Instructions:
#1 From the abstract on IGF-2 imprinting in chronic synovitis, list every laboratory technique that the Design section names.
#2 Decide whether each statement agrees with the abstract on IGF-2 imprinting in chronic synovitis. Answer yes or no and quote the words that settle it.
(a) Imprinting in synovial tissue mononuclear cells was determined for six informative heterozygous patients.
(b) At least one informative synovial tissue culture showed loss of imprinting.
(c) In two PBMC cultures, loss of imprinting occurred only after 24 hours of stimulation.

Text:
<<<<
Genomic imprinting of insulin-like growth factor 2 (IGF-2) in chronic synovitis

Abstract

Objective To search for relaxation or loss of IGF-2 imprinting (LOI) in rheumatoid arthritis (RA) synovial tissues. Design The genotype of IGF-2 was determined in 25 freshly isolated synovial tissue samples with signs of active inflammation by polymerase chain reaction (PCR) and restriction fragment length polymorphism. Imprinting was determined in synovial tissue mononuclear cells (STMC) of five informative heterozygous patients by reverse transcriptase (RT)–PCR. Mitogen-stimulated peripheral blood mononuclear cells (PBMC) from six informative healthy donors were selected for control. Results In vitro proliferation of CD4+ and CD8+ PB T cells, and also of CD19+ PB B cells was detectable upon mitogen stimulation. Furthermore, MHC II molecule expression on synovial B and T cells indicated in vivo cell activation. Monoallelic IGF-2 expression was seen in PBMC cultures from two healthy donors under both, resting and stimulating conditions. In two other PBMC cultures, LOI occurred exclusively after 24 h of stimulation. PBMC from two other healthy donors showed LOI under both, resting and stimulating conditions. Mitogen induced and spontaneous LOI was reversible in each one PBMC culture after 72 h. In contrast, none of the informative STMC cultures showed LOI. Conclusions LOI in lymphocytes may occur spontaneously or inducible. However, longstanding activation of lymphocytes in RA synovitis appears not to be related to this mechanism.
>>>>
Stored data:
<<<<
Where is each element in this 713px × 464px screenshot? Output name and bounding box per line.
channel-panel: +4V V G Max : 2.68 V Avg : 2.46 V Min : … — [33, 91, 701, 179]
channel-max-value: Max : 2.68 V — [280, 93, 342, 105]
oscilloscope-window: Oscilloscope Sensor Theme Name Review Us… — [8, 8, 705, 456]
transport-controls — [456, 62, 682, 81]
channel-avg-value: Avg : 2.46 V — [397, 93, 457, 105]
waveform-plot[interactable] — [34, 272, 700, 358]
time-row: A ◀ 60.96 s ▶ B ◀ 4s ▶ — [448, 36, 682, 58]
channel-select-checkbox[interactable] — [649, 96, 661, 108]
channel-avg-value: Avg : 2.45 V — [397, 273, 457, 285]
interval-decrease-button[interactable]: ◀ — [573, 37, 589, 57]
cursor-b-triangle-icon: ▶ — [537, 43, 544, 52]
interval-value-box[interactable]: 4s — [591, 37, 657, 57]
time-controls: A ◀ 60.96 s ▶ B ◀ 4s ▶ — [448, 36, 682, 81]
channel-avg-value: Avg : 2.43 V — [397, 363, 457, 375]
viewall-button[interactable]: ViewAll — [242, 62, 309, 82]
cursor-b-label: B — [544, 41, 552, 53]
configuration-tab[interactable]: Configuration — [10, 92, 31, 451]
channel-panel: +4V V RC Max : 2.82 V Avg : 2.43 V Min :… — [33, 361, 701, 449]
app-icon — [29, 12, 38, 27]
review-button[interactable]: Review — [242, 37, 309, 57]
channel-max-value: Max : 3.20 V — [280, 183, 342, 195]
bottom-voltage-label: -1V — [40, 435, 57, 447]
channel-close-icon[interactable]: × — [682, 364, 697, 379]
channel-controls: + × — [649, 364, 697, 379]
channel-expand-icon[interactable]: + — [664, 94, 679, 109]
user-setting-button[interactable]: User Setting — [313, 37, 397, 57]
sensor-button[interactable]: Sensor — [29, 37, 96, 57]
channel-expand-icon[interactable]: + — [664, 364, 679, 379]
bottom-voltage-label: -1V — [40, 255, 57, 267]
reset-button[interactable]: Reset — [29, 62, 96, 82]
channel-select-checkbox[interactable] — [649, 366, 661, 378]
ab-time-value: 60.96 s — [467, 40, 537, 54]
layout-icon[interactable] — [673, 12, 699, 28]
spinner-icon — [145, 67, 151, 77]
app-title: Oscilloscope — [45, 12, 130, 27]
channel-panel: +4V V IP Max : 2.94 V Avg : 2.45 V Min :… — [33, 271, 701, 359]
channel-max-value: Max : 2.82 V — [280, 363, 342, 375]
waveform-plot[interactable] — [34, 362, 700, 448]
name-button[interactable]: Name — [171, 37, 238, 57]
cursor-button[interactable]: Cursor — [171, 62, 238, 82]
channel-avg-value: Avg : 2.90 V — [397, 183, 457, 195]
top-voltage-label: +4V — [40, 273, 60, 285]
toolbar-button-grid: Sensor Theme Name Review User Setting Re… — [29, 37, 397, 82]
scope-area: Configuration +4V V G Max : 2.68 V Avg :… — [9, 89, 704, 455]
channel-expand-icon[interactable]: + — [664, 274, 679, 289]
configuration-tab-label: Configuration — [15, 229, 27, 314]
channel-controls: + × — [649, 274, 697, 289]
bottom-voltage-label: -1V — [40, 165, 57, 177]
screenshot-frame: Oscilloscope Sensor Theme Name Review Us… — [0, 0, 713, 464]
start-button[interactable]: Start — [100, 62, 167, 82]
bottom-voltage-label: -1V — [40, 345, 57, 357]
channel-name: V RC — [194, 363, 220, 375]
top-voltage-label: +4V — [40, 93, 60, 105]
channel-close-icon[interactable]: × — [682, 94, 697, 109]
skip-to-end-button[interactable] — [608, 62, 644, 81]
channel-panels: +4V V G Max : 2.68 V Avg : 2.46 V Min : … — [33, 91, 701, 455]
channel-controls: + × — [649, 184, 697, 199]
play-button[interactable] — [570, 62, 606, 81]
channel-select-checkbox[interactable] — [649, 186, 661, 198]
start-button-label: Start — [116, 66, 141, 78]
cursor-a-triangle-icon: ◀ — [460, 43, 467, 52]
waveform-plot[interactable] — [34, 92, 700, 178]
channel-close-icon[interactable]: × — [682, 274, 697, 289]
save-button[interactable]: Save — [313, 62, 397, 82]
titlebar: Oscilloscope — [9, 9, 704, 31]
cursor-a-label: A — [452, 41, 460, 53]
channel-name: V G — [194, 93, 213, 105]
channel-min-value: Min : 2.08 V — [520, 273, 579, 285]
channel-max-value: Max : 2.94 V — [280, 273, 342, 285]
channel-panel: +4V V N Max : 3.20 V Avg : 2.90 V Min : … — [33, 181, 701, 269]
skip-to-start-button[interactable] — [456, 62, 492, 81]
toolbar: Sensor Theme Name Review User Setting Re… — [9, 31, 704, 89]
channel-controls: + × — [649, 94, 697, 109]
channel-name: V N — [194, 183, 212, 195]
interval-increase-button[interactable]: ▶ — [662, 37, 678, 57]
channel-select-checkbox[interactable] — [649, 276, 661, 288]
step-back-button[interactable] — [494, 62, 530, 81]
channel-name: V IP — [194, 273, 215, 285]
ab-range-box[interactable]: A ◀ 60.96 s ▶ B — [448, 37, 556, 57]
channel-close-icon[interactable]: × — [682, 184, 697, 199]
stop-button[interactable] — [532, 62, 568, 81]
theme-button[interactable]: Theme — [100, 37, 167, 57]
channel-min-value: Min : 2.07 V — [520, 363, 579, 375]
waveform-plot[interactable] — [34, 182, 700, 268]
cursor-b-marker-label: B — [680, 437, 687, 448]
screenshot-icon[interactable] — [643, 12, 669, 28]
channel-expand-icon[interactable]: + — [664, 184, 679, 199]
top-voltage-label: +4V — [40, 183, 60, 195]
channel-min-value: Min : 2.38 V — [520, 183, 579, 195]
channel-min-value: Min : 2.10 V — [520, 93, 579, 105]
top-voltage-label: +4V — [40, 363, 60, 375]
>>>>
Answers by task:
#1
1. Polymerase chain reaction (PCR)
2. Restriction fragment length polymorphism
3. Reverse transcriptase (RT)–PCR

#2
(a) No: "Imprinting was determined in synovial tissue mononuclear cells (STMC) of five informative heterozygous patients"
(b) No: "none of the informative STMC cultures showed LOI."
(c) Yes: "In two other PBMC cultures, LOI occurred exclusively after 24 h of stimulation."